What you should do =
Write each record again exactly as it stands.

Structured figure records:
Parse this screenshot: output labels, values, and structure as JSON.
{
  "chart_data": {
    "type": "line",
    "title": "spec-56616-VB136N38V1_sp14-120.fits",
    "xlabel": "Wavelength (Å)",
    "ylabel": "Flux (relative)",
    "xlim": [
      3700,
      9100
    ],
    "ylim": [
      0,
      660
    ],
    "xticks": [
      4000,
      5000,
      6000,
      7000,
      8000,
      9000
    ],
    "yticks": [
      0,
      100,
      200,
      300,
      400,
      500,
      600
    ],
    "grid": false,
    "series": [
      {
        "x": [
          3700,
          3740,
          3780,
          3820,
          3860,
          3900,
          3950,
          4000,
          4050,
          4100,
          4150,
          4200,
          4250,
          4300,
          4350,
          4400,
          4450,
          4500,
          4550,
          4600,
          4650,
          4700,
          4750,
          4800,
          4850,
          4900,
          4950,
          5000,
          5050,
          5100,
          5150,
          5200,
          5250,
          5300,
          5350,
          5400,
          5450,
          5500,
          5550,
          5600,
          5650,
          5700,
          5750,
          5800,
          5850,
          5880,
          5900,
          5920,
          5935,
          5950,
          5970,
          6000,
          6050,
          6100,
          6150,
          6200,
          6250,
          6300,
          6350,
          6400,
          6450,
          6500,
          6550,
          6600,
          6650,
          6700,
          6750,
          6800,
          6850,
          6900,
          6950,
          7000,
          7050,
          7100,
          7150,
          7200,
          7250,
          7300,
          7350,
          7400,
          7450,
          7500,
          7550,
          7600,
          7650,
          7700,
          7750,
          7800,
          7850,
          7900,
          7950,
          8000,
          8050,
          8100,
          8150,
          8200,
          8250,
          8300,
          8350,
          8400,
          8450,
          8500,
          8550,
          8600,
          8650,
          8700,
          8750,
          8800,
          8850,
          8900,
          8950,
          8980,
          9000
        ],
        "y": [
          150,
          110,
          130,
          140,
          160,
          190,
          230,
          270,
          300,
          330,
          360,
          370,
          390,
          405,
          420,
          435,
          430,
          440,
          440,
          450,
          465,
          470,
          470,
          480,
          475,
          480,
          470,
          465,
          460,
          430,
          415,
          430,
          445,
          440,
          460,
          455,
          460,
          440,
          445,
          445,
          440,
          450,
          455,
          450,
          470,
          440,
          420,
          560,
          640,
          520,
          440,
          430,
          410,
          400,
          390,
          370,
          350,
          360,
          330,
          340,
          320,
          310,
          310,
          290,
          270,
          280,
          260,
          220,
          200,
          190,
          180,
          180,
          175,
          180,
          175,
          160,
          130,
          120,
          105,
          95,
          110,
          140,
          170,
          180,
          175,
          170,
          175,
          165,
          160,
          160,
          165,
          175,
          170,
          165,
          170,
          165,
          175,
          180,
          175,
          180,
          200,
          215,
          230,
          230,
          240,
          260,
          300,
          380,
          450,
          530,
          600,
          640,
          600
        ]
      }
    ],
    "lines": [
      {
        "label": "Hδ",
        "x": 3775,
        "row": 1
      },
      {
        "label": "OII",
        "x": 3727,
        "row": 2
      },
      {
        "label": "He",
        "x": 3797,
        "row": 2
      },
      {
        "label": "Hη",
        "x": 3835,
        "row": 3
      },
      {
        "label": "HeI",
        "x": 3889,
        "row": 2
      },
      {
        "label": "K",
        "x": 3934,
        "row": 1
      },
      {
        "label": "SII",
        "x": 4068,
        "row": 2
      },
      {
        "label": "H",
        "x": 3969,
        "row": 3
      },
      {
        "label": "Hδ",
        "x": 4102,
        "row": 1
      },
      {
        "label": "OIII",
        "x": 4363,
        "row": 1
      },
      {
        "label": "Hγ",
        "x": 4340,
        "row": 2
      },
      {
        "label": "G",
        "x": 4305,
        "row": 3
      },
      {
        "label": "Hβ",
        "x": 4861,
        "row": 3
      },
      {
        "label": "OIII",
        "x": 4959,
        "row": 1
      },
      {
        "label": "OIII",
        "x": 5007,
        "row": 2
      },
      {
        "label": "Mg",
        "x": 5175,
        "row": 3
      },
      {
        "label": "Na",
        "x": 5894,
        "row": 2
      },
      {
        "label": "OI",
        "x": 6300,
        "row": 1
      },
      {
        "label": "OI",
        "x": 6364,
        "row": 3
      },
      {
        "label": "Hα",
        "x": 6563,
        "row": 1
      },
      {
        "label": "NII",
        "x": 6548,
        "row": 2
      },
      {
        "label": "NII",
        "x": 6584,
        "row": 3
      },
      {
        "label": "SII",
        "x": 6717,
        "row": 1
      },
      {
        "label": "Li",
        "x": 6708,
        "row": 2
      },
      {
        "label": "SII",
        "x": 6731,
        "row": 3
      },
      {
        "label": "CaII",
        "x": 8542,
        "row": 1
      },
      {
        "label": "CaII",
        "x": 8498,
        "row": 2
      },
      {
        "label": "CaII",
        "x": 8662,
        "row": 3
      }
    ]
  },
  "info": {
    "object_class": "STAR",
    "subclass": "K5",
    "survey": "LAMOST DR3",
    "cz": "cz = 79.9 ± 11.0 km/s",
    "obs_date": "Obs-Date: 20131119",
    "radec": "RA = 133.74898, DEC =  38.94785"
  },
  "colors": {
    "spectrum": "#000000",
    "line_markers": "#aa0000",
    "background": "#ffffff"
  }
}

Solution for this problem =
Parse this screenshot: output labels, values, and structure as JSON.
{
  "chart_data": {
    "type": "line",
    "title": "spec-56616-VB136N38V1_sp14-120.fits",
    "xlabel": "Wavelength (Å)",
    "ylabel": "Flux (relative)",
    "xlim": [
      3700,
      9100
    ],
    "ylim": [
      0,
      660
    ],
    "xticks": [
      4000,
      5000,
      6000,
      7000,
      8000,
      9000
    ],
    "yticks": [
      0,
      100,
      200,
      300,
      400,
      500,
      600
    ],
    "grid": false,
    "series": [
      {
        "x": [
          3700,
          3740,
          3780,
          3820,
          3860,
          3900,
          3950,
          4000,
          4050,
          4100,
          4150,
          4200,
          4250,
          4300,
          4350,
          4400,
          4450,
          4500,
          4550,
          4600,
          4650,
          4700,
          4750,
          4800,
          4850,
          4900,
          4950,
          5000,
          5050,
          5100,
          5150,
          5200,
          5250,
          5300,
          5350,
          5400,
          5450,
          5500,
          5550,
          5600,
          5650,
          5700,
          5750,
          5800,
          5850,
          5880,
          5900,
          5920,
          5935,
          5950,
          5970,
          6000,
          6050,
          6100,
          6150,
          6200,
          6250,
          6300,
          6350,
          6400,
          6450,
          6500,
          6550,
          6600,
          6650,
          6700,
          6750,
          6800,
          6850,
          6900,
          6950,
          7000,
          7050,
          7100,
          7150,
          7200,
          7250,
          7300,
          7350,
          7400,
          7450,
          7500,
          7550,
          7600,
          7650,
          7700,
          7750,
          7800,
          7850,
          7900,
          7950,
          8000,
          8050,
          8100,
          8150,
          8200,
          8250,
          8300,
          8350,
          8400,
          8450,
          8500,
          8550,
          8600,
          8650,
          8700,
          8750,
          8800,
          8850,
          8900,
          8950,
          8980,
          9000
        ],
        "y": [
          150,
          110,
          130,
          140,
          160,
          190,
          230,
          270,
          300,
          330,
          360,
          370,
          390,
          405,
          420,
          435,
          430,
          440,
          440,
          450,
          465,
          470,
          470,
          480,
          475,
          480,
          470,
          465,
          460,
          430,
          415,
          430,
          445,
          440,
          460,
          455,
          460,
          440,
          445,
          445,
          440,
          450,
          455,
          450,
          470,
          440,
          420,
          560,
          640,
          520,
          440,
          430,
          410,
          400,
          390,
          370,
          350,
          360,
          330,
          340,
          320,
          310,
          310,
          290,
          270,
          280,
          260,
          220,
          200,
          190,
          180,
          180,
          175,
          180,
          175,
          160,
          130,
          120,
          105,
          95,
          110,
          140,
          170,
          180,
          175,
          170,
          175,
          165,
          160,
          160,
          165,
          175,
          170,
          165,
          170,
          165,
          175,
          180,
          175,
          180,
          200,
          215,
          230,
          230,
          240,
          260,
          300,
          380,
          450,
          530,
          600,
          640,
          600
        ]
      }
    ],
    "lines": [
      {
        "label": "Hδ",
        "x": 3775,
        "row": 1
      },
      {
        "label": "OII",
        "x": 3727,
        "row": 2
      },
      {
        "label": "He",
        "x": 3797,
        "row": 2
      },
      {
        "label": "Hη",
        "x": 3835,
        "row": 3
      },
      {
        "label": "HeI",
        "x": 3889,
        "row": 2
      },
      {
        "label": "K",
        "x": 3934,
        "row": 1
      },
      {
        "label": "SII",
        "x": 4068,
        "row": 2
      },
      {
        "label": "H",
        "x": 3969,
        "row": 3
      },
      {
        "label": "Hδ",
        "x": 4102,
        "row": 1
      },
      {
        "label": "OIII",
        "x": 4363,
        "row": 1
      },
      {
        "label": "Hγ",
        "x": 4340,
        "row": 2
      },
      {
        "label": "G",
        "x": 4305,
        "row": 3
      },
      {
        "label": "Hβ",
        "x": 4861,
        "row": 3
      },
      {
        "label": "OIII",
        "x": 4959,
        "row": 1
      },
      {
        "label": "OIII",
        "x": 5007,
        "row": 2
      },
      {
        "label": "Mg",
        "x": 5175,
        "row": 3
      },
      {
        "label": "Na",
        "x": 5894,
        "row": 2
      },
      {
        "label": "OI",
        "x": 6300,
        "row": 1
      },
      {
        "label": "OI",
        "x": 6364,
        "row": 3
      },
      {
        "label": "Hα",
        "x": 6563,
        "row": 1
      },
      {
        "label": "NII",
        "x": 6548,
        "row": 2
      },
      {
        "label": "NII",
        "x": 6584,
        "row": 3
      },
      {
        "label": "SII",
        "x": 6717,
        "row": 1
      },
      {
        "label": "Li",
        "x": 6708,
        "row": 2
      },
      {
        "label": "SII",
        "x": 6731,
        "row": 3
      },
      {
        "label": "CaII",
        "x": 8542,
        "row": 1
      },
      {
        "label": "CaII",
        "x": 8498,
        "row": 2
      },
      {
        "label": "CaII",
        "x": 8662,
        "row": 3
      }
    ]
  },
  "info": {
    "object_class": "STAR",
    "subclass": "K5",
    "survey": "LAMOST DR3",
    "cz": "cz = 79.9 ± 11.0 km/s",
    "obs_date": "Obs-Date: 20131119",
    "radec": "RA = 133.74898, DEC =  38.94785"
  },
  "colors": {
    "spectrum": "#000000",
    "line_markers": "#aa0000",
    "background": "#ffffff"
  }
}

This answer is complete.